Exercise brief →
Each line that follows should be printed again exactly as it stands.

Dataset excerpts →
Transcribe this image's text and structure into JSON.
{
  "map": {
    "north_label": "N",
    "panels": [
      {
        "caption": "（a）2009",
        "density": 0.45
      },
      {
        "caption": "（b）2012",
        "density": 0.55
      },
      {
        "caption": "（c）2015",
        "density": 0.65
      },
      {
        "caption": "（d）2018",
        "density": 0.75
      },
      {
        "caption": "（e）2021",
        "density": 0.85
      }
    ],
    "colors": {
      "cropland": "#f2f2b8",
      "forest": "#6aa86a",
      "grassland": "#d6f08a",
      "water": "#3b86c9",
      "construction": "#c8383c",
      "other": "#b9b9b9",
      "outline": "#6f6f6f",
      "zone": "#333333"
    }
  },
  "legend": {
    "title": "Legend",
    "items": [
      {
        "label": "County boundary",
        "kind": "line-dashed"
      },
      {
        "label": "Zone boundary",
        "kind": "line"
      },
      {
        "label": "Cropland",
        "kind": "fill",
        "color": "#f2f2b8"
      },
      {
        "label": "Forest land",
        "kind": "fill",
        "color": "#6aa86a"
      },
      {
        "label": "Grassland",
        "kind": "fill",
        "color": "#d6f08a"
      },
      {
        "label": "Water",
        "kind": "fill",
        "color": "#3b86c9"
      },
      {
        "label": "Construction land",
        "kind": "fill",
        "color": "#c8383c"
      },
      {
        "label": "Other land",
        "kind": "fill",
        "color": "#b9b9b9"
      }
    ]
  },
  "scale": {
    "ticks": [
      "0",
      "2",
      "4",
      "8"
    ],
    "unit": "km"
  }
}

Answer for this exercise →
Transcribe this image's text and structure into JSON.
{
  "map": {
    "north_label": "N",
    "panels": [
      {
        "caption": "（a）2009",
        "density": 0.45
      },
      {
        "caption": "（b）2012",
        "density": 0.55
      },
      {
        "caption": "（c）2015",
        "density": 0.65
      },
      {
        "caption": "（d）2018",
        "density": 0.75
      },
      {
        "caption": "（e）2021",
        "density": 0.85
      }
    ],
    "colors": {
      "cropland": "#f2f2b8",
      "forest": "#6aa86a",
      "grassland": "#d6f08a",
      "water": "#3b86c9",
      "construction": "#c8383c",
      "other": "#b9b9b9",
      "outline": "#6f6f6f",
      "zone": "#333333"
    }
  },
  "legend": {
    "title": "Legend",
    "items": [
      {
        "label": "County boundary",
        "kind": "line-dashed"
      },
      {
        "label": "Zone boundary",
        "kind": "line"
      },
      {
        "label": "Cropland",
        "kind": "fill",
        "color": "#f2f2b8"
      },
      {
        "label": "Forest land",
        "kind": "fill",
        "color": "#6aa86a"
      },
      {
        "label": "Grassland",
        "kind": "fill",
        "color": "#d6f08a"
      },
      {
        "label": "Water",
        "kind": "fill",
        "color": "#3b86c9"
      },
      {
        "label": "Construction land",
        "kind": "fill",
        "color": "#c8383c"
      },
      {
        "label": "Other land",
        "kind": "fill",
        "color": "#b9b9b9"
      }
    ]
  },
  "scale": {
    "ticks": [
      "0",
      "2",
      "4",
      "8"
    ],
    "unit": "km"
  }
}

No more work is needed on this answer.